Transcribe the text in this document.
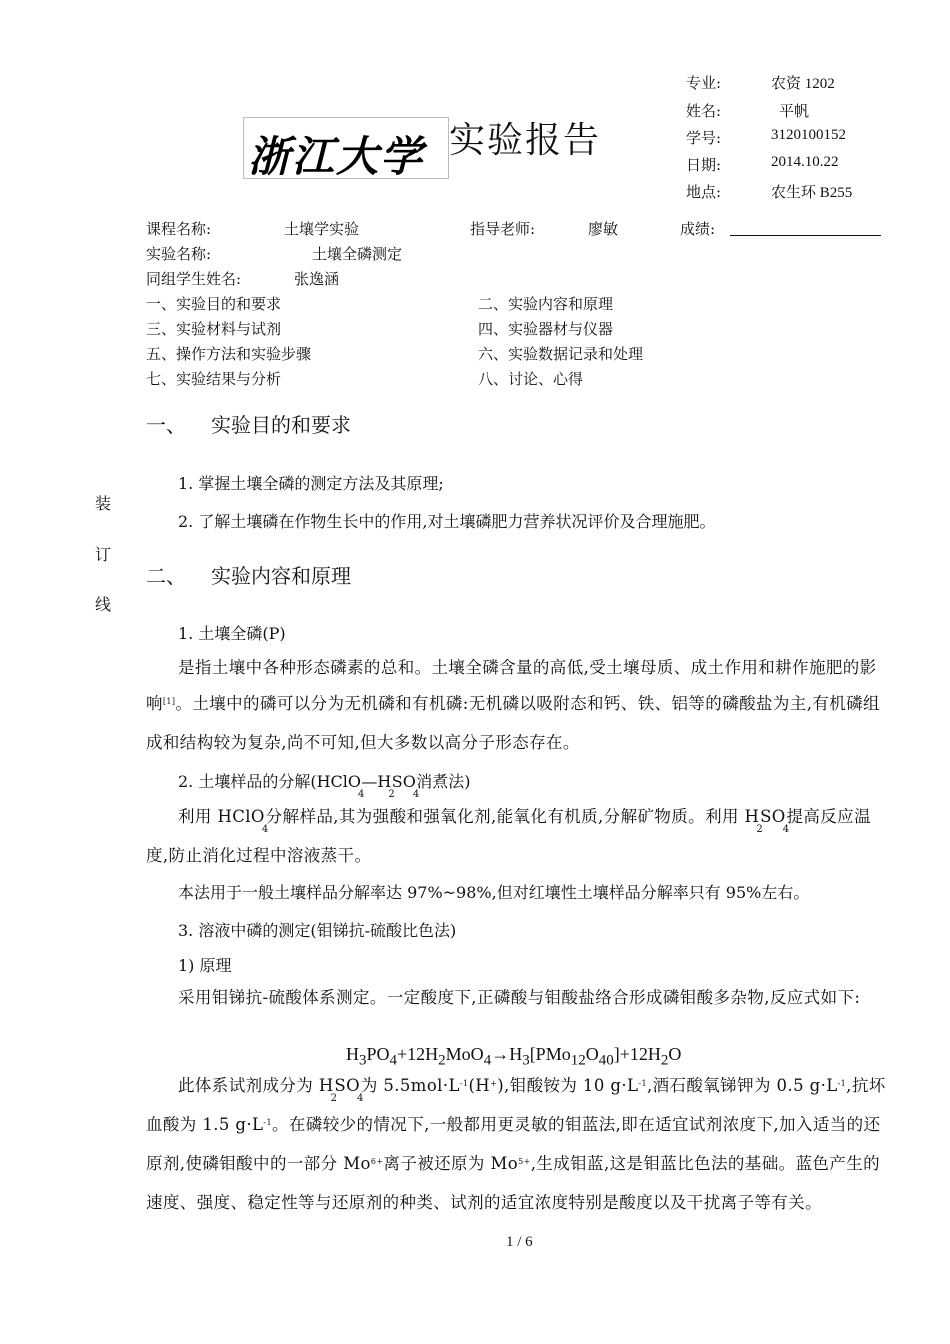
浙江大学 实验报告
专业:	农资 1202
姓名:	平帆
学号:	3120100152
日期:	2014.10.22
地点:	农生环 B255
课程名称:	土壤学实验	指导老师:	廖敏	成绩:
实验名称:	土壤全磷测定
同组学生姓名:	张逸涵
一、实验目的和要求	二、实验内容和原理
三、实验材料与试剂	四、实验器材与仪器
五、操作方法和实验步骤	六、实验数据记录和处理
七、实验结果与分析	八、讨论、心得
装
订
线
一、 实验目的和要求
1. 掌握土壤全磷的测定方法及其原理;
2. 了解土壤磷在作物生长中的作用,对土壤磷肥力营养状况评价及合理施肥。
二、 实验内容和原理
1. 土壤全磷(P)
是指土壤中各种形态磷素的总和。土壤全磷含量的高低,受土壤母质、成土作用和耕作施肥的影响[1]。土壤中的磷可以分为无机磷和有机磷:无机磷以吸附态和钙、铁、铝等的磷酸盐为主,有机磷组成和结构较为复杂,尚不可知,但大多数以高分子形态存在。
2. 土壤样品的分解($HClO_4—H_2SO_4$消煮法)
利用 HClO$_4$分解样品,其为强酸和强氧化剂,能氧化有机质,分解矿物质。利用 $H_2SO_4$提高反应温度,防止消化过程中溶液蒸干。
本法用于一般土壤样品分解率达 97%~98%,但对红壤性土壤样品分解率只有 95%左右。
3. 溶液中磷的测定(钼锑抗-硫酸比色法)
1) 原理
采用钼锑抗-硫酸体系测定。一定酸度下,正磷酸与钼酸盐络合形成磷钼酸多杂物,反应式如下:
$H_3PO_4+12H_2MoO_4\to H_3[PMo_{12}O_{40}]+12H_2O$
此体系试剂成分为 $H_2SO_4$为 $5.5mol\cdot L^{-1}(H^+)$,钼酸铵为 10 $g\cdot L^{-1}$,酒石酸氧锑钾为 0.5 $g\cdot L^{-1}$,抗坏血酸为 1.5 $g\cdot L^{-1}$。在磷较少的情况下,一般都用更灵敏的钼蓝法,即在适宜试剂浓度下,加入适当的还原剂,使磷钼酸中的一部分 $Mo^{6+}$离子被还原为 $Mo^{5+}$,生成钼蓝,这是钼蓝比色法的基础。蓝色产生的速度、强度、稳定性等与还原剂的种类、试剂的适宜浓度特别是酸度以及干扰离子等有关。
1 / 6
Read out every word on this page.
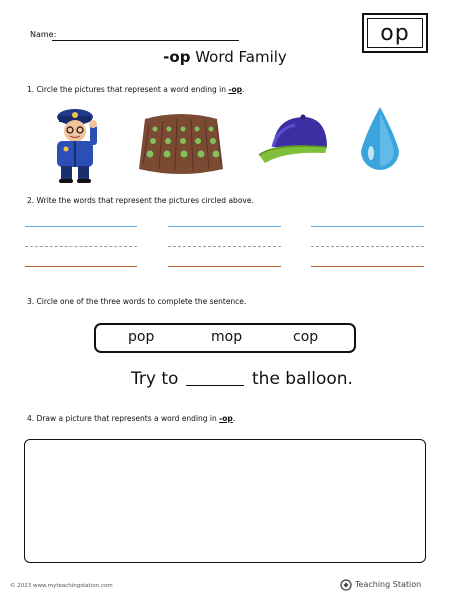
Name:	op
-op Word Family
1. Circle the pictures that represent a word ending in -op.
2. Write the words that represent the pictures circled above.
3. Circle one of the three words to complete the sentence.
pop	mop	cop
Try to	the balloon.
4. Draw a picture that represents a word ending in -op.
© 2023 www.myteachingstation.com	Teaching Station
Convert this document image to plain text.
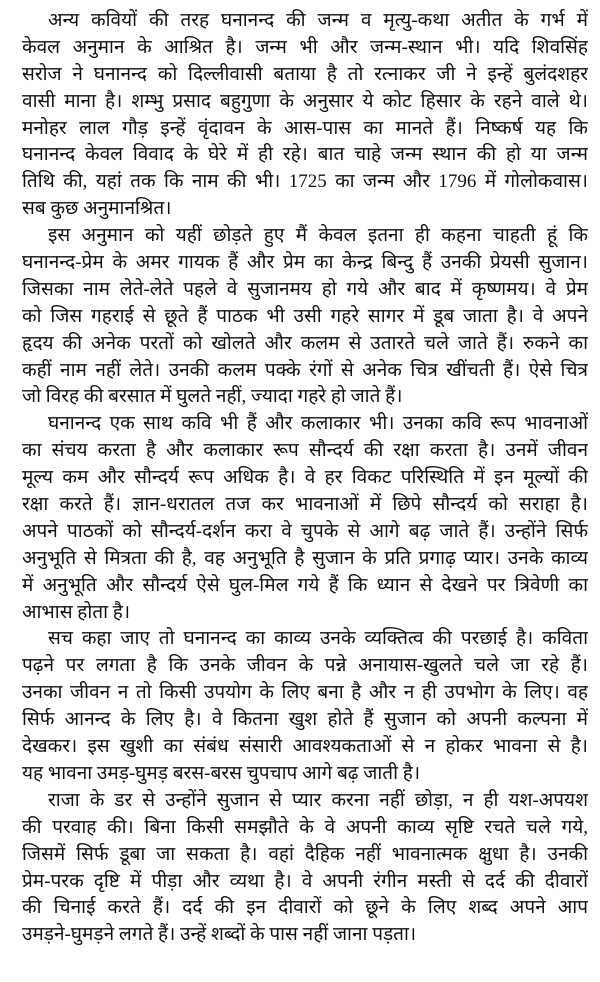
अन्य कवियों की तरह घनानन्द की जन्म व मृत्यु-कथा अतीत के गर्भ में
केवल अनुमान के आश्रित है। जन्म भी और जन्म-स्थान भी। यदि शिवसिंह
सरोज ने घनानन्द को दिल्लीवासी बताया है तो रत्नाकर जी ने इन्हें बुलंदशहर
वासी माना है। शम्भु प्रसाद बहुगुणा के अनुसार ये कोट हिसार के रहने वाले थे।
मनोहर लाल गौड़ इन्हें वृंदावन के आस-पास का मानते हैं। निष्कर्ष यह कि
घनानन्द केवल विवाद के घेरे में ही रहे। बात चाहे जन्म स्थान की हो या जन्म
तिथि की, यहां तक कि नाम की भी। 1725 का जन्म और 1796 में गोलोकवास।
सब कुछ अनुमानश्रित।
इस अनुमान को यहीं छोड़ते हुए मैं केवल इतना ही कहना चाहती हूं कि
घनानन्द-प्रेम के अमर गायक हैं और प्रेम का केन्द्र बिन्दु हैं उनकी प्रेयसी सुजान।
जिसका नाम लेते-लेते पहले वे सुजानमय हो गये और बाद में कृष्णमय। वे प्रेम
को जिस गहराई से छूते हैं पाठक भी उसी गहरे सागर में डूब जाता है। वे अपने
हृदय की अनेक परतों को खोलते और कलम से उतारते चले जाते हैं। रुकने का
कहीं नाम नहीं लेते। उनकी कलम पक्के रंगों से अनेक चित्र खींचती हैं। ऐसे चित्र
जो विरह की बरसात में घुलते नहीं, ज्यादा गहरे हो जाते हैं।
घनानन्द एक साथ कवि भी हैं और कलाकार भी। उनका कवि रूप भावनाओं
का संचय करता है और कलाकार रूप सौन्दर्य की रक्षा करता है। उनमें जीवन
मूल्य कम और सौन्दर्य रूप अधिक है। वे हर विकट परिस्थिति में इन मूल्यों की
रक्षा करते हैं। ज्ञान-धरातल तज कर भावनाओं में छिपे सौन्दर्य को सराहा है।
अपने पाठकों को सौन्दर्य-दर्शन करा वे चुपके से आगे बढ़ जाते हैं। उन्होंने सिर्फ
अनुभूति से मित्रता की है, वह अनुभूति है सुजान के प्रति प्रगाढ़ प्यार। उनके काव्य
में अनुभूति और सौन्दर्य ऐसे घुल-मिल गये हैं कि ध्यान से देखने पर त्रिवेणी का
आभास होता है।
सच कहा जाए तो घनानन्द का काव्य उनके व्यक्तित्व की परछाई है। कविता
पढ़ने पर लगता है कि उनके जीवन के पन्ने अनायास-खुलते चले जा रहे हैं।
उनका जीवन न तो किसी उपयोग के लिए बना है और न ही उपभोग के लिए। वह
सिर्फ आनन्द के लिए है। वे कितना खुश होते हैं सुजान को अपनी कल्पना में
देखकर। इस खुशी का संबंध संसारी आवश्यकताओं से न होकर भावना से है।
यह भावना उमड़-घुमड़ बरस-बरस चुपचाप आगे बढ़ जाती है।
राजा के डर से उन्होंने सुजान से प्यार करना नहीं छोड़ा, न ही यश-अपयश
की परवाह की। बिना किसी समझौते के वे अपनी काव्य सृष्टि रचते चले गये,
जिसमें सिर्फ डूबा जा सकता है। वहां दैहिक नहीं भावनात्मक क्षुधा है। उनकी
प्रेम-परक दृष्टि में पीड़ा और व्यथा है। वे अपनी रंगीन मस्ती से दर्द की दीवारों
की चिनाई करते हैं। दर्द की इन दीवारों को छूने के लिए शब्द अपने आप
उमड़ने-घुमड़ने लगते हैं। उन्हें शब्दों के पास नहीं जाना पड़ता।
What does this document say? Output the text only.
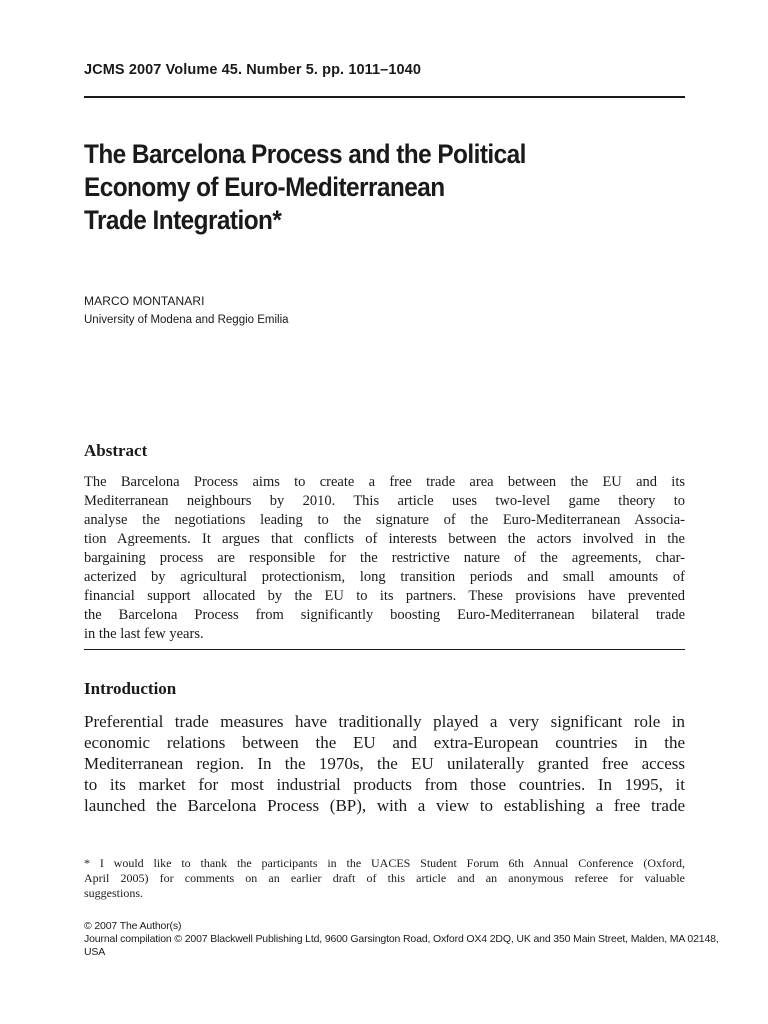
JCMS 2007 Volume 45. Number 5. pp. 1011–1040
The Barcelona Process and the Political
Economy of Euro-Mediterranean
Trade Integration*
MARCO MONTANARI
University of Modena and Reggio Emilia
Abstract
The Barcelona Process aims to create a free trade area between the EU and its
Mediterranean neighbours by 2010. This article uses two-level game theory to
analyse the negotiations leading to the signature of the Euro-Mediterranean Associa-
tion Agreements. It argues that conflicts of interests between the actors involved in the
bargaining process are responsible for the restrictive nature of the agreements, char-
acterized by agricultural protectionism, long transition periods and small amounts of
financial support allocated by the EU to its partners. These provisions have prevented
the Barcelona Process from significantly boosting Euro-Mediterranean bilateral trade
in the last few years.
Introduction
Preferential trade measures have traditionally played a very significant role in
economic relations between the EU and extra-European countries in the
Mediterranean region. In the 1970s, the EU unilaterally granted free access
to its market for most industrial products from those countries. In 1995, it
launched the Barcelona Process (BP), with a view to establishing a free trade
* I would like to thank the participants in the UACES Student Forum 6th Annual Conference (Oxford,
April 2005) for comments on an earlier draft of this article and an anonymous referee for valuable
suggestions.
© 2007 The Author(s)
Journal compilation © 2007 Blackwell Publishing Ltd, 9600 Garsington Road, Oxford OX4 2DQ, UK and 350 Main Street, Malden, MA 02148,
USA
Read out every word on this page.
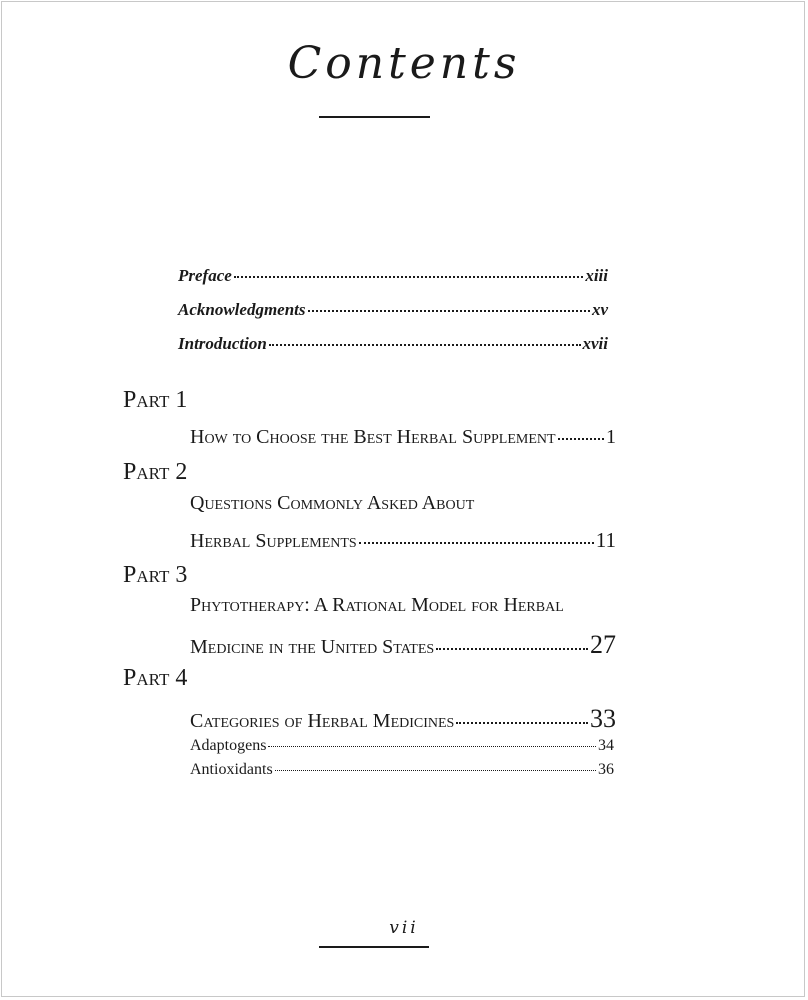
Contents
Preface	xiii
Acknowledgments	xv
Introduction	xvii
Part 1
How to Choose the Best Herbal Supplement	1
Part 2
Questions Commonly Asked About
Herbal Supplements	11
Part 3
Phytotherapy: A Rational Model for Herbal
Medicine in the United States	27
Part 4
Categories of Herbal Medicines	33
Adaptogens	34
Antioxidants	36
vii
——————————
■ SET TASK
Scan the material above and determine how many lines include the word "from"; report only the number.

■ WORKED SOLUTION
2